| SHORT PROBLEM |
Find every line with the word "申请查看权限" and give their count, nothing else.

____________

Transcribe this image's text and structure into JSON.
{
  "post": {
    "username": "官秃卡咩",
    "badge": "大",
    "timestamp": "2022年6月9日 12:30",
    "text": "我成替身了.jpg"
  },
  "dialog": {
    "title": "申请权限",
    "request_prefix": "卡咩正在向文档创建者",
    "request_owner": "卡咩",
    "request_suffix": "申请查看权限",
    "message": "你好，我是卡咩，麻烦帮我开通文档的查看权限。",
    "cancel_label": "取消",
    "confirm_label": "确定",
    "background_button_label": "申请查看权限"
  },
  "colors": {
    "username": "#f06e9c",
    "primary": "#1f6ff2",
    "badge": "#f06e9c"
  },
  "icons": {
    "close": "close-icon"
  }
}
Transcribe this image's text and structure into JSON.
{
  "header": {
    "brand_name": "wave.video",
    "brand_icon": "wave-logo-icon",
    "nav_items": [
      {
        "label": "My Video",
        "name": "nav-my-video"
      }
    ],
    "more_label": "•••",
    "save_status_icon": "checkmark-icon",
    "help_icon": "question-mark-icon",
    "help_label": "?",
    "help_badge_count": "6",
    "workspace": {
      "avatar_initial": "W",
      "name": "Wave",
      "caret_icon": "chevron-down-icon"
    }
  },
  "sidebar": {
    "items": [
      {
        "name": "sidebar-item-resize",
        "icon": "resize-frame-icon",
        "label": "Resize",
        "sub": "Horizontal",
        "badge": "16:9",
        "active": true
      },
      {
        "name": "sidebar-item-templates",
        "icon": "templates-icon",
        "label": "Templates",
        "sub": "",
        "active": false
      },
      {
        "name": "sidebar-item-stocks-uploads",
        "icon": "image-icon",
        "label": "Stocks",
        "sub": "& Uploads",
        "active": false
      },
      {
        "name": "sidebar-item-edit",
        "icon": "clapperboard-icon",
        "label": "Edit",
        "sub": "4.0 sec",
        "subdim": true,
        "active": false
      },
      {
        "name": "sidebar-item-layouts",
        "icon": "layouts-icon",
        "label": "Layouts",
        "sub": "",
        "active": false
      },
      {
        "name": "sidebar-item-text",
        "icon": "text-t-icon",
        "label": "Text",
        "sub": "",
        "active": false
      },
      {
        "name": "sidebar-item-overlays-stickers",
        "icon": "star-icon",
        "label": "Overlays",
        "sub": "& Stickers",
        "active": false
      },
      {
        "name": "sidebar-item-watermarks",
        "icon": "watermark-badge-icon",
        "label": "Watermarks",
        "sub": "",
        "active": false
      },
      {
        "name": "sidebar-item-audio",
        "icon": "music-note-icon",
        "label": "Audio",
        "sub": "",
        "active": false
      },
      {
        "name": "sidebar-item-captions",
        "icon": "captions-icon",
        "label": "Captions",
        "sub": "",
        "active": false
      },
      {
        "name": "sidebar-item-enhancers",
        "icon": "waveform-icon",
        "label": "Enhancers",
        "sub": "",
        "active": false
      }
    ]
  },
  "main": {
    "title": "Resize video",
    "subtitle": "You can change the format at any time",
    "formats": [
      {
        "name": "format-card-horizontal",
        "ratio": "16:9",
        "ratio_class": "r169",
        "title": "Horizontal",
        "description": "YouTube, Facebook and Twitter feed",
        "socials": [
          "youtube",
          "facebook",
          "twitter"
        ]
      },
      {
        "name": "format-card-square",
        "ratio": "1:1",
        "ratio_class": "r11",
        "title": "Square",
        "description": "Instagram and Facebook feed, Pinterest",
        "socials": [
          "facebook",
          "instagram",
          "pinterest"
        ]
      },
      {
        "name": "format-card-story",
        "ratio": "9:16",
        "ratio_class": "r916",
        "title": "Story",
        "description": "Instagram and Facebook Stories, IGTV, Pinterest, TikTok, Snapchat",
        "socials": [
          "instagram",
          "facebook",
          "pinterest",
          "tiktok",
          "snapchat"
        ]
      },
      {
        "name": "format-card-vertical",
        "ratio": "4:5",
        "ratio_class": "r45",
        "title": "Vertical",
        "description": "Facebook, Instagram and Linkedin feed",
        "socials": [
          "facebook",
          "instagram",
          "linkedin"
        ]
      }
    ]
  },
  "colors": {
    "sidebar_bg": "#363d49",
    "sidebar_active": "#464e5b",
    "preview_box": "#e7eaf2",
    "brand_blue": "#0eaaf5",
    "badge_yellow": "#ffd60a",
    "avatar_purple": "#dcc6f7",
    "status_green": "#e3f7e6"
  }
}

____________

| SOLUTION BELOW |
2